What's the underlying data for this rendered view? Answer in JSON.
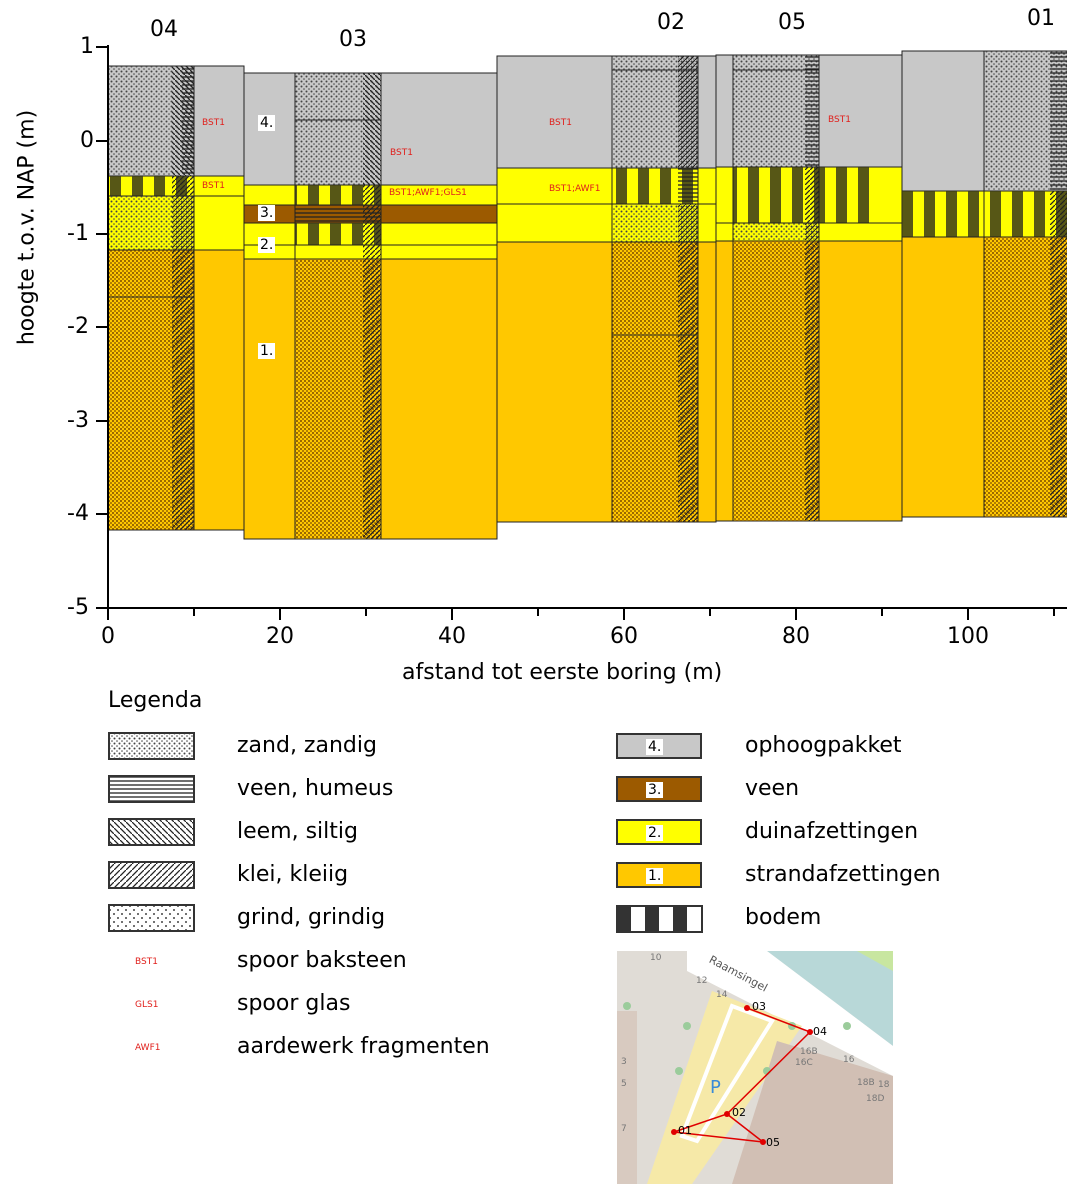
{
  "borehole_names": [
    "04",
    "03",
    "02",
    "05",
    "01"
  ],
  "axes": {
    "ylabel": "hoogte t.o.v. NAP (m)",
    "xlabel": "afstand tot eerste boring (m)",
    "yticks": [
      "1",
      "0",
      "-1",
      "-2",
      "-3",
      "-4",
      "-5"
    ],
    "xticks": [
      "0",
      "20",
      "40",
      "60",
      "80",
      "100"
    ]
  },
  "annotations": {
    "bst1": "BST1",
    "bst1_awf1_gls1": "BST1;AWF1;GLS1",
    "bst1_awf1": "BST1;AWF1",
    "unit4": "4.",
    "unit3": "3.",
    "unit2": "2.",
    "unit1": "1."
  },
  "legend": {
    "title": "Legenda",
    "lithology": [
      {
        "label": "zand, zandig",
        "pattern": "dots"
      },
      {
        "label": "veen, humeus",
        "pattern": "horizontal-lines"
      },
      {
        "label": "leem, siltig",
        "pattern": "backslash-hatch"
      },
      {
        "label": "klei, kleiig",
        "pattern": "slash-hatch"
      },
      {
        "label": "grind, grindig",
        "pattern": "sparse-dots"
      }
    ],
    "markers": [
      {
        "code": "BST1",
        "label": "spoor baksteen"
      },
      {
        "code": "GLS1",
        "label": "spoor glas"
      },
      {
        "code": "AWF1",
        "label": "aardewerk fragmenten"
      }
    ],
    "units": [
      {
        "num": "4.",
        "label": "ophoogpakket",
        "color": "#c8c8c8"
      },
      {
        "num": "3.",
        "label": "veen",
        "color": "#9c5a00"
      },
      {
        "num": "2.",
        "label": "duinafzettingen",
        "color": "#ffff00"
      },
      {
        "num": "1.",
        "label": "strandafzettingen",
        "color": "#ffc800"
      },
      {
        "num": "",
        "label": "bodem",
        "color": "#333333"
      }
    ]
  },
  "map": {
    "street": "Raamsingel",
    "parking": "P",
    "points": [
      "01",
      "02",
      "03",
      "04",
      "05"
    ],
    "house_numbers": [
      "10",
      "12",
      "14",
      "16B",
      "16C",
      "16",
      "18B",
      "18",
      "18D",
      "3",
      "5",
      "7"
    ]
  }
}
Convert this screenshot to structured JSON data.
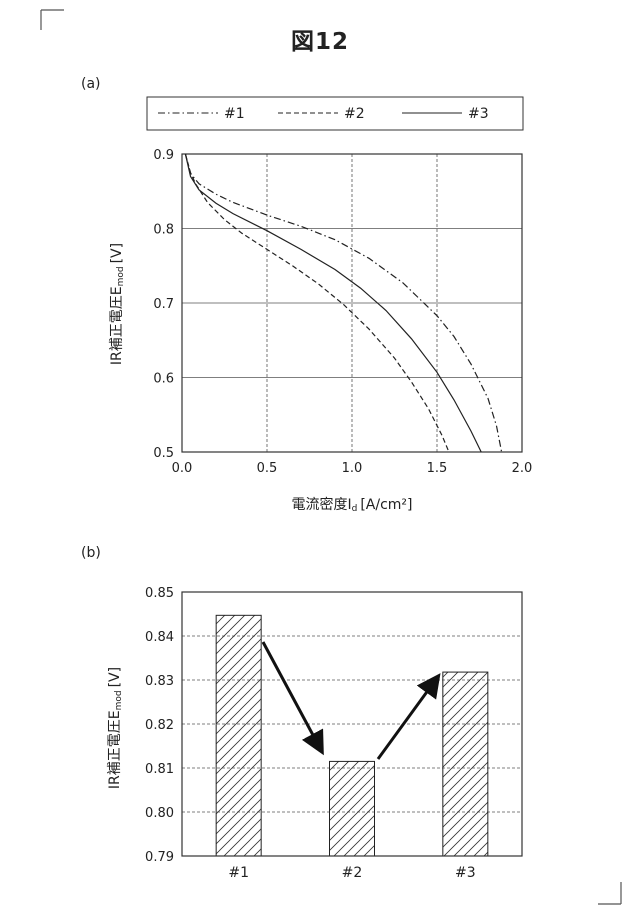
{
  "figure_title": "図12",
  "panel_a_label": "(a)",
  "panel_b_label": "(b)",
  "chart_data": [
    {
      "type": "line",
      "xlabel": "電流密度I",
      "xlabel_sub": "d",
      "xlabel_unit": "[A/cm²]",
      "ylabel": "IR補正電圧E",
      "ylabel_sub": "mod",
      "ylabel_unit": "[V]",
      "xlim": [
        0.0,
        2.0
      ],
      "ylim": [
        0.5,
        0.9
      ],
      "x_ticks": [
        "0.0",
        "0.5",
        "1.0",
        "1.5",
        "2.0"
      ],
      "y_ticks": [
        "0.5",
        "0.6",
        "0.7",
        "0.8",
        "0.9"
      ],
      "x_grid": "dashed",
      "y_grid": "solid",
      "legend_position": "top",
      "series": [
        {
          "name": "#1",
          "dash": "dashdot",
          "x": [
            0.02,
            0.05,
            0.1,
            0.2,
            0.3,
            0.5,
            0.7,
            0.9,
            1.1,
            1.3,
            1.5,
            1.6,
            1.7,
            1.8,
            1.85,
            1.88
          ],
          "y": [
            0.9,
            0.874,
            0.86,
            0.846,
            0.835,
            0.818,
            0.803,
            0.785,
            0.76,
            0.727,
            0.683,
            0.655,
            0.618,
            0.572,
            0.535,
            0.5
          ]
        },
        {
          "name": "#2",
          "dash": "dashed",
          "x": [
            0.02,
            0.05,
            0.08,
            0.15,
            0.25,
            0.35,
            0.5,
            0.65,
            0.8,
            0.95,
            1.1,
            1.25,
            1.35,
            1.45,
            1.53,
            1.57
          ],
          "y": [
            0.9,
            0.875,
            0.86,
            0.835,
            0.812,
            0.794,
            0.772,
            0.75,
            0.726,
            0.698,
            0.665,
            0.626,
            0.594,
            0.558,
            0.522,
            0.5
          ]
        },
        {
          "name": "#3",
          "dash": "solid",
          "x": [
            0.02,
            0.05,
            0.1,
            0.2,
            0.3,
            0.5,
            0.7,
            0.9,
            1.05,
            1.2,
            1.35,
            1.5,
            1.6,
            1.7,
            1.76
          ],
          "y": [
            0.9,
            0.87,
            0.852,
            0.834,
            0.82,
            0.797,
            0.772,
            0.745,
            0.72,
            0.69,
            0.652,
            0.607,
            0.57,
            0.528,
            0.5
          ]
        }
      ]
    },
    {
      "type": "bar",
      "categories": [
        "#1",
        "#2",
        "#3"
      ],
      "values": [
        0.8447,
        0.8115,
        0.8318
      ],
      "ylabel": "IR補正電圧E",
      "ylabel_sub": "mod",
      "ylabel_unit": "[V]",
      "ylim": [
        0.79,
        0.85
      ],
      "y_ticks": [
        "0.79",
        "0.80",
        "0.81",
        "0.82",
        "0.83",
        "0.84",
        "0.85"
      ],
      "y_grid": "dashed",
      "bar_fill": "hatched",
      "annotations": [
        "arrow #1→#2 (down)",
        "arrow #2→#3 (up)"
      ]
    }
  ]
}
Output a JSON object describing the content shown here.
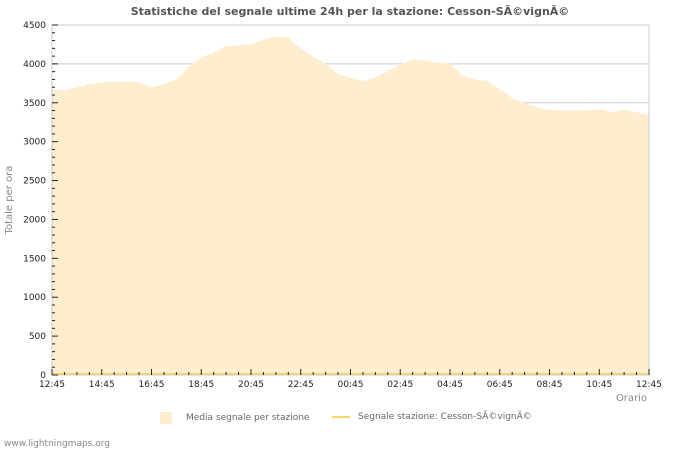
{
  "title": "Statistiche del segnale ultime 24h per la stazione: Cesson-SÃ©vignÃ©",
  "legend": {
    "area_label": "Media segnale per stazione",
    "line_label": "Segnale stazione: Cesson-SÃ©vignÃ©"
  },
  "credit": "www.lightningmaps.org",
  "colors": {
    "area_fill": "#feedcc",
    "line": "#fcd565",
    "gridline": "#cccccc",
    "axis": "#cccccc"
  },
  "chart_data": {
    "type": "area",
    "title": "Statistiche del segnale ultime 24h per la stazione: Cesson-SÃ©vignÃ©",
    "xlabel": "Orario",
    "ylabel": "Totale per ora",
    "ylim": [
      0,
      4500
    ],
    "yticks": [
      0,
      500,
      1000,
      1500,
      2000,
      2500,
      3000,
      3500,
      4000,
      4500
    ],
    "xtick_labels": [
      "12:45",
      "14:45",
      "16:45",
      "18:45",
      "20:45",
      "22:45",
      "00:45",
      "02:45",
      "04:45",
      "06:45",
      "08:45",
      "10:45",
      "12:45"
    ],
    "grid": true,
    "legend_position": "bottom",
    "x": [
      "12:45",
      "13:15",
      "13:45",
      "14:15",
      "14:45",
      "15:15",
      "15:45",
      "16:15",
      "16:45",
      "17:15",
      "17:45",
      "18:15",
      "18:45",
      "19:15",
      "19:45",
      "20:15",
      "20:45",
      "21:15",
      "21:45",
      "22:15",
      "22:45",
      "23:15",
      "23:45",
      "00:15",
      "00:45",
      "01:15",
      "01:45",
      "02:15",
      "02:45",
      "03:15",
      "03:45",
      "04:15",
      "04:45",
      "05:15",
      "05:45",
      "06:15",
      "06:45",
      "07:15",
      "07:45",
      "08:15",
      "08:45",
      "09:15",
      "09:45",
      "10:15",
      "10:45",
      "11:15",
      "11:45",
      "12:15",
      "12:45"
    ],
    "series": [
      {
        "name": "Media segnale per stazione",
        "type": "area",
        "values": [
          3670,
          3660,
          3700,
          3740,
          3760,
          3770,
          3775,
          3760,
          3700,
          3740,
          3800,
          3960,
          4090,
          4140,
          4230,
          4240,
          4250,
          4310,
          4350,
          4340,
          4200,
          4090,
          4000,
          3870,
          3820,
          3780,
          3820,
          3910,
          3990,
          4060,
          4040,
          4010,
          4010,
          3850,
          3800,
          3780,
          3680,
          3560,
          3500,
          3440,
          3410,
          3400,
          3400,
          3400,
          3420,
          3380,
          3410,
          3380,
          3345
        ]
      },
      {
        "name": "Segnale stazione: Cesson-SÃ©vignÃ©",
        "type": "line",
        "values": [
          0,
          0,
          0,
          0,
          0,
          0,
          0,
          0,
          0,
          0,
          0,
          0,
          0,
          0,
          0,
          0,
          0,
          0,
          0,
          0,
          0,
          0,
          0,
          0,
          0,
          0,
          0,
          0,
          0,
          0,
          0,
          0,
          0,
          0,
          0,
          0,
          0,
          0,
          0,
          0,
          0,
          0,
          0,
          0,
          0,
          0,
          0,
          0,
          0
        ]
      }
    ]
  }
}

SHORT TASK:
The lines above form a set of records; determine how many of them contain the string "spoor" and give that number alone.

ANSWER TO THIS PROBLEM:
2